* [EXERCISE AIM]: Reproduce the following material exactly, including every line.

* [EXTRACTED ENTRIES]:

+ + + +

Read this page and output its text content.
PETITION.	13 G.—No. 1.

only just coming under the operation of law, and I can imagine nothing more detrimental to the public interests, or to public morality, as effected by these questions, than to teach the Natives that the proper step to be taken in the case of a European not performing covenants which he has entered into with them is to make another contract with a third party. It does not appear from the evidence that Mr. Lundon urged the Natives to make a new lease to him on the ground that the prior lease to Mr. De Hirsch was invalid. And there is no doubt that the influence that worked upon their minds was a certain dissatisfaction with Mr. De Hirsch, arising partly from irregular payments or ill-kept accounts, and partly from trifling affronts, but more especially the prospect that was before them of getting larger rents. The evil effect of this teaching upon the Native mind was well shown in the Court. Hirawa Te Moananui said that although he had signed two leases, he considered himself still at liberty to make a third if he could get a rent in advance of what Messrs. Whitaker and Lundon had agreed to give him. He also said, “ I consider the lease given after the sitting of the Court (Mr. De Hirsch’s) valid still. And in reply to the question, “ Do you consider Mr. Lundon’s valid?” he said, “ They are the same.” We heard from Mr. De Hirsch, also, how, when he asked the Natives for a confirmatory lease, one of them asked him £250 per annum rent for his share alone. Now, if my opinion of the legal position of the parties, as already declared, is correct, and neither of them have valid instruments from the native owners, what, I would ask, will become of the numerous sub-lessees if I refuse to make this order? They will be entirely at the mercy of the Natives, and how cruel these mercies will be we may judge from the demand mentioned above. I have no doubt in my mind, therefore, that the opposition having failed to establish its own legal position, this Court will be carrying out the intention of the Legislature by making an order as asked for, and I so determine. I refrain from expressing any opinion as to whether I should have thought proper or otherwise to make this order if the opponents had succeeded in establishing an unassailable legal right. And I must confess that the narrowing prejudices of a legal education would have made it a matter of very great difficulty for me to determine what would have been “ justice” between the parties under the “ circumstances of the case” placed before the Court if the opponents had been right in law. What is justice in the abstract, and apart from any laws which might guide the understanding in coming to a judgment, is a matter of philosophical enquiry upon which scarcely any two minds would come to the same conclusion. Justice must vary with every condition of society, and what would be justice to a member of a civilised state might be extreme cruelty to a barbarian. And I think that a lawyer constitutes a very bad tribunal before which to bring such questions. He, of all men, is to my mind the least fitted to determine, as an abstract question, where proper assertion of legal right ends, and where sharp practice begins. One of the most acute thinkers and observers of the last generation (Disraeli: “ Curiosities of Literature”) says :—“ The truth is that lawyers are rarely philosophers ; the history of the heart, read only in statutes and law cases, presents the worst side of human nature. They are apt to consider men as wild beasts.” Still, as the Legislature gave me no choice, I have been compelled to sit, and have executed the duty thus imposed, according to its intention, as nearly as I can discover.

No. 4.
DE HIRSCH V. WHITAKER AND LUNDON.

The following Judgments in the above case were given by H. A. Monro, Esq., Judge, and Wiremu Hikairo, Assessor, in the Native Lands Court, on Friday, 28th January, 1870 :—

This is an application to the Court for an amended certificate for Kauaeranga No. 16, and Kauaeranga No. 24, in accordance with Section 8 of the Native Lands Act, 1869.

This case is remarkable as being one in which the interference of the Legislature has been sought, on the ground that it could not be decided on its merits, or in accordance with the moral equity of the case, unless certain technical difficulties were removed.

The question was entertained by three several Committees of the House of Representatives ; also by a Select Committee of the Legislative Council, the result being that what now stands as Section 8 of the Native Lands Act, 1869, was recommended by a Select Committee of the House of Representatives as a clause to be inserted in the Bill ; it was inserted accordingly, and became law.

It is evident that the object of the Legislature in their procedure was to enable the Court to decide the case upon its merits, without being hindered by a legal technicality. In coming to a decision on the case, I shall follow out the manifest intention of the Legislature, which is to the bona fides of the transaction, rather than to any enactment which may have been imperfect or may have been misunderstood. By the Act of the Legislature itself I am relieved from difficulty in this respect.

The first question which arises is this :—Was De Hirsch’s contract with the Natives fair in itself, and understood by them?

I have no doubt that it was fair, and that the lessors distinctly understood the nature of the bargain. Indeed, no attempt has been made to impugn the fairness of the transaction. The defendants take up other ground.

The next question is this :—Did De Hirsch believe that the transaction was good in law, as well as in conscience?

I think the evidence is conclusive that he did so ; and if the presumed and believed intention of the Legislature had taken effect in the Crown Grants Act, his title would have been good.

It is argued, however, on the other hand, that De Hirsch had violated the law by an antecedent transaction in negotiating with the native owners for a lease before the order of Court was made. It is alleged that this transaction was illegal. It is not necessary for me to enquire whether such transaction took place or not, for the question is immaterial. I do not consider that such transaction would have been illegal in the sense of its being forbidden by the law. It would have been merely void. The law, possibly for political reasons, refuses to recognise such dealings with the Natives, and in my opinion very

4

+ + + +

* [WORKED SOLUTION]:
Read this page and output its text content.
PETITION.	13 G.—No. 1.

only just coming under the operation of law, and I can imagine nothing more detrimental to the public interests, or to public morality, as effected by these questions, than to teach the Natives that the proper step to be taken in the case of a European not performing covenants which he has entered into with them is to make another contract with a third party. It does not appear from the evidence that Mr. Lundon urged the Natives to make a new lease to him on the ground that the prior lease to Mr. De Hirsch was invalid. And there is no doubt that the influence that worked upon their minds was a certain dissatisfaction with Mr. De Hirsch, arising partly from irregular payments or ill-kept accounts, and partly from trifling affronts, but more especially the prospect that was before them of getting larger rents. The evil effect of this teaching upon the Native mind was well shown in the Court. Hirawa Te Moananui said that although he had signed two leases, he considered himself still at liberty to make a third if he could get a rent in advance of what Messrs. Whitaker and Lundon had agreed to give him. He also said, “ I consider the lease given after the sitting of the Court (Mr. De Hirsch’s) valid still. And in reply to the question, “ Do you consider Mr. Lundon’s valid?” he said, “ They are the same.” We heard from Mr. De Hirsch, also, how, when he asked the Natives for a confirmatory lease, one of them asked him £250 per annum rent for his share alone. Now, if my opinion of the legal position of the parties, as already declared, is correct, and neither of them have valid instruments from the native owners, what, I would ask, will become of the numerous sub-lessees if I refuse to make this order? They will be entirely at the mercy of the Natives, and how cruel these mercies will be we may judge from the demand mentioned above. I have no doubt in my mind, therefore, that the opposition having failed to establish its own legal position, this Court will be carrying out the intention of the Legislature by making an order as asked for, and I so determine. I refrain from expressing any opinion as to whether I should have thought proper or otherwise to make this order if the opponents had succeeded in establishing an unassailable legal right. And I must confess that the narrowing prejudices of a legal education would have made it a matter of very great difficulty for me to determine what would have been “ justice” between the parties under the “ circumstances of the case” placed before the Court if the opponents had been right in law. What is justice in the abstract, and apart from any laws which might guide the understanding in coming to a judgment, is a matter of philosophical enquiry upon which scarcely any two minds would come to the same conclusion. Justice must vary with every condition of society, and what would be justice to a member of a civilised state might be extreme cruelty to a barbarian. And I think that a lawyer constitutes a very bad tribunal before which to bring such questions. He, of all men, is to my mind the least fitted to determine, as an abstract question, where proper assertion of legal right ends, and where sharp practice begins. One of the most acute thinkers and observers of the last generation (Disraeli: “ Curiosities of Literature”) says :—“ The truth is that lawyers are rarely philosophers ; the history of the heart, read only in statutes and law cases, presents the worst side of human nature. They are apt to consider men as wild beasts.” Still, as the Legislature gave me no choice, I have been compelled to sit, and have executed the duty thus imposed, according to its intention, as nearly as I can discover.

No. 4.
DE HIRSCH V. WHITAKER AND LUNDON.

The following Judgments in the above case were given by H. A. Monro, Esq., Judge, and Wiremu Hikairo, Assessor, in the Native Lands Court, on Friday, 28th January, 1870 :—

This is an application to the Court for an amended certificate for Kauaeranga No. 16, and Kauaeranga No. 24, in accordance with Section 8 of the Native Lands Act, 1869.

This case is remarkable as being one in which the interference of the Legislature has been sought, on the ground that it could not be decided on its merits, or in accordance with the moral equity of the case, unless certain technical difficulties were removed.

The question was entertained by three several Committees of the House of Representatives ; also by a Select Committee of the Legislative Council, the result being that what now stands as Section 8 of the Native Lands Act, 1869, was recommended by a Select Committee of the House of Representatives as a clause to be inserted in the Bill ; it was inserted accordingly, and became law.

It is evident that the object of the Legislature in their procedure was to enable the Court to decide the case upon its merits, without being hindered by a legal technicality. In coming to a decision on the case, I shall follow out the manifest intention of the Legislature, which is to the bona fides of the transaction, rather than to any enactment which may have been imperfect or may have been misunderstood. By the Act of the Legislature itself I am relieved from difficulty in this respect.

The first question which arises is this :—Was De Hirsch’s contract with the Natives fair in itself, and understood by them?

I have no doubt that it was fair, and that the lessors distinctly understood the nature of the bargain. Indeed, no attempt has been made to impugn the fairness of the transaction. The defendants take up other ground.

The next question is this :—Did De Hirsch believe that the transaction was good in law, as well as in conscience?

I think the evidence is conclusive that he did so ; and if the presumed and believed intention of the Legislature had taken effect in the Crown Grants Act, his title would have been good.

It is argued, however, on the other hand, that De Hirsch had violated the law by an antecedent transaction in negotiating with the native owners for a lease before the order of Court was made. It is alleged that this transaction was illegal. It is not necessary for me to enquire whether such transaction took place or not, for the question is immaterial. I do not consider that such transaction would have been illegal in the sense of its being forbidden by the law. It would have been merely void. The law, possibly for political reasons, refuses to recognise such dealings with the Natives, and in my opinion very

4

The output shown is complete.